#### [Passage shown]
================================
The combination of recent spending restraints and a surging economy has dramatically improved the financial health of the Medicare program--and reduced practically to zero the chances that Congress will overhaul the program before next year’s elections.
The trustees of the Social Security and Medicare programs reported Tuesday that the Medicare trust fund--which covers the hospital costs of 39 million elderly and disabled Americans and which only two years ago had been projected to run out of necessary funds in 2001--should now be able to hang on until 2015. Last year’s report pushed the date back to 2008, and this year’s bought the program another seven years.
Social Security’s financial health also is improving, but less spectacularly. The trustees this year put off its projected day of reckoning by two years, to 2034.
Despite the receding crises, President Clinton and congressional leaders vowed to press ahead with financial reforms to shore up the programs against the day when the baby boom generation begins becoming eligible for their benefits.
“Now is the time to make those changes--now when our economy is strong, now when our people have renewed confidence, and now when . . . modest changes today can have major impacts in the years ahead,” Clinton said.
House Speaker J. Dennis Hastert (R-Ill.), echoing those sentiments, said that Republicans were committed to “preserving and strengthening the programs.”
The reason that adjustments will be necessary is no mystery. The Social Security and Medicare trustees projected that the number of program beneficiaries would rise over the next three decades from 39 million now to 70 million in 2030. Where there are now 3.4 workers paying Medicare and Social Security payroll taxes for every beneficiary, there will be only 2.1 by 2030.
But the political reality is different. The chances for an agreement this year to overhaul Medicare were never rosy. Any agreement would have to ask the elderly to pay more for fewer benefits, hospitals and doctors to accept smaller payments and taxpayers to increase their contributions.
“Now members of Congress will say: ‘Why take it up, especially if we get seven more years?’ ” said Rep. Robert T. Matsui (D-Sacramento).
That’s fine with John Rother, chief lobbyist for the American Assn. of Retired Persons, which is adamantly protecting Medicare and Social Security benefits. “We have a little more time to work out the kinks and find some improvements and not be so rushed,” Rother said.
Outside experts agree that policymakers have been looking for any excuse to duck the tough political decisions until after next year’s elections. The last time lawmakers got up the courage to change a major entitlement program was in 1983, when Social Security was on the verge of being unable to send out checks to retirees.
“These numbers will take the pressure off lawmakers, many of whom will argue that they now have more time to figure out how to restructure the programs for the long term because we aren’t close to the cliff,” said Robert D. Reischauer, a Brookings Institution senior fellow.
“It gives them an excuse to say, ‘We have a little more time to debate the topic,’ ” said Murray L. Weidenbaum, chairman of the Center for the Study of American Business at Washington University in St. Louis.
================================
#### [Entries supplied]
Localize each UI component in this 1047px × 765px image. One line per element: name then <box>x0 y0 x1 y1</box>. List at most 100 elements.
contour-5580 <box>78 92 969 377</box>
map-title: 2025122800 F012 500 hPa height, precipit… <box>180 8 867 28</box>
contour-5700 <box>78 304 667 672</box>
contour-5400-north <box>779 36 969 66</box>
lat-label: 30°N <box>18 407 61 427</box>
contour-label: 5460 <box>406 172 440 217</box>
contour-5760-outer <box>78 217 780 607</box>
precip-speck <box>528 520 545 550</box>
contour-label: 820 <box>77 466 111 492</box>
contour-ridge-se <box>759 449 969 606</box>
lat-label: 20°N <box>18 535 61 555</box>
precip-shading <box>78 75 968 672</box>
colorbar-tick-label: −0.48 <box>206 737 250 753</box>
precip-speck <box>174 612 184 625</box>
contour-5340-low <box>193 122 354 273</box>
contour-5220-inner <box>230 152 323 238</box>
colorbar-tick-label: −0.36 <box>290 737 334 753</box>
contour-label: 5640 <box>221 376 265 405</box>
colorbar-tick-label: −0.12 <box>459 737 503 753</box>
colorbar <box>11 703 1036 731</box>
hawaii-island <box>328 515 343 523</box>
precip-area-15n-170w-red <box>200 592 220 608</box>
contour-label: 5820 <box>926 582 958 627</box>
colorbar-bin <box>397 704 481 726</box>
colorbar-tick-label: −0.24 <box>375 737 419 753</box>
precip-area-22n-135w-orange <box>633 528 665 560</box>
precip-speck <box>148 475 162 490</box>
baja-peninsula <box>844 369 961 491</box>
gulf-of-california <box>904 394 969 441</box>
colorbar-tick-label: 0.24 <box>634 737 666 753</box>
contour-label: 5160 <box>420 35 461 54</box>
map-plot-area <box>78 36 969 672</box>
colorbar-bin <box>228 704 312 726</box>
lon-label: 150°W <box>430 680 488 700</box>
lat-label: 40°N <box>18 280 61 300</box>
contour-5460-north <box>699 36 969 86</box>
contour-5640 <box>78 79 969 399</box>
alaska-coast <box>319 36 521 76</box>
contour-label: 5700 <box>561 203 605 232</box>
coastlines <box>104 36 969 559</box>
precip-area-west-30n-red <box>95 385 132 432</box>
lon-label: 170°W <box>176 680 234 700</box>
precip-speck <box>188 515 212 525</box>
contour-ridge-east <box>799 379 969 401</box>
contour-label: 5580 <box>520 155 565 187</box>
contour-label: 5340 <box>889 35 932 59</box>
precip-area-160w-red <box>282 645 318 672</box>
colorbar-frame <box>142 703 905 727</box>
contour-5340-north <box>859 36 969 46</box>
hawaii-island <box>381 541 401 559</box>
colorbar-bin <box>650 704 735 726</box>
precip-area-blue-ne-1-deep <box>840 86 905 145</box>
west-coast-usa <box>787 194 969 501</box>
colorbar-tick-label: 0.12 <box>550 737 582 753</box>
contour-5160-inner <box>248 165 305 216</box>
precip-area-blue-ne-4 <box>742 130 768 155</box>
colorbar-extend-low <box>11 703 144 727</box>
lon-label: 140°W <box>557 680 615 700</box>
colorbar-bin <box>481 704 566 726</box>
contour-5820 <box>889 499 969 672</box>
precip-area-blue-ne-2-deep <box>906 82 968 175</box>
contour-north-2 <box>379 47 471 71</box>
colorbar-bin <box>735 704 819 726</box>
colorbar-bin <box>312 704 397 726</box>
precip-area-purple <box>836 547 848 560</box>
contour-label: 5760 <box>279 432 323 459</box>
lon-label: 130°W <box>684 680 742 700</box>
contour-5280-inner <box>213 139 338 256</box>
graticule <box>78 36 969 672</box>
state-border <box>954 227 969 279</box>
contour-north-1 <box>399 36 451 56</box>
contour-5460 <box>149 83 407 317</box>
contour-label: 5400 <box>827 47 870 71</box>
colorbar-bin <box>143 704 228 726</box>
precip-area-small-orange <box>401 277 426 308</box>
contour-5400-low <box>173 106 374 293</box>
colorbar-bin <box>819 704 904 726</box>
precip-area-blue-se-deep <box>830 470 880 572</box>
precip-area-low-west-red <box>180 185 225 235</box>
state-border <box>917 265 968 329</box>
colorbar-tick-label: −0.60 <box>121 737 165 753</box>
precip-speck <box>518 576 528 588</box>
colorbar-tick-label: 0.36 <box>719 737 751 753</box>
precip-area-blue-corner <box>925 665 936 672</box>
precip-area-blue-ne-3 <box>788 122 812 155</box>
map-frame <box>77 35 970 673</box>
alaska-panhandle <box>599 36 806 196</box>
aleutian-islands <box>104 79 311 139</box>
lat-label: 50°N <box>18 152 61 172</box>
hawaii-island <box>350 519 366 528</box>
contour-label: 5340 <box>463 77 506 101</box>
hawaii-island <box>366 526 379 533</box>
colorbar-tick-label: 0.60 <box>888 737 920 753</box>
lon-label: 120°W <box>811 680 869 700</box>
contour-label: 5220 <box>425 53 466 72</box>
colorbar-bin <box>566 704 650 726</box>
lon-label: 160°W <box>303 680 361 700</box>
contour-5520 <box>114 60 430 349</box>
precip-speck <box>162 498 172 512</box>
================================
#### [How to complete this task]
Reproduce the part of the article on Medicare finances starting at "But the political" and ending at "increase their contributions.". None of the lines have any bearing on what comes next.

#### [Answer section]
But the political reality is different. The chances for an agreement this year to overhaul Medicare were never rosy. Any agreement would have to ask the elderly to pay more for fewer benefits, hospitals and doctors to accept smaller payments and taxpayers to increase their contributions.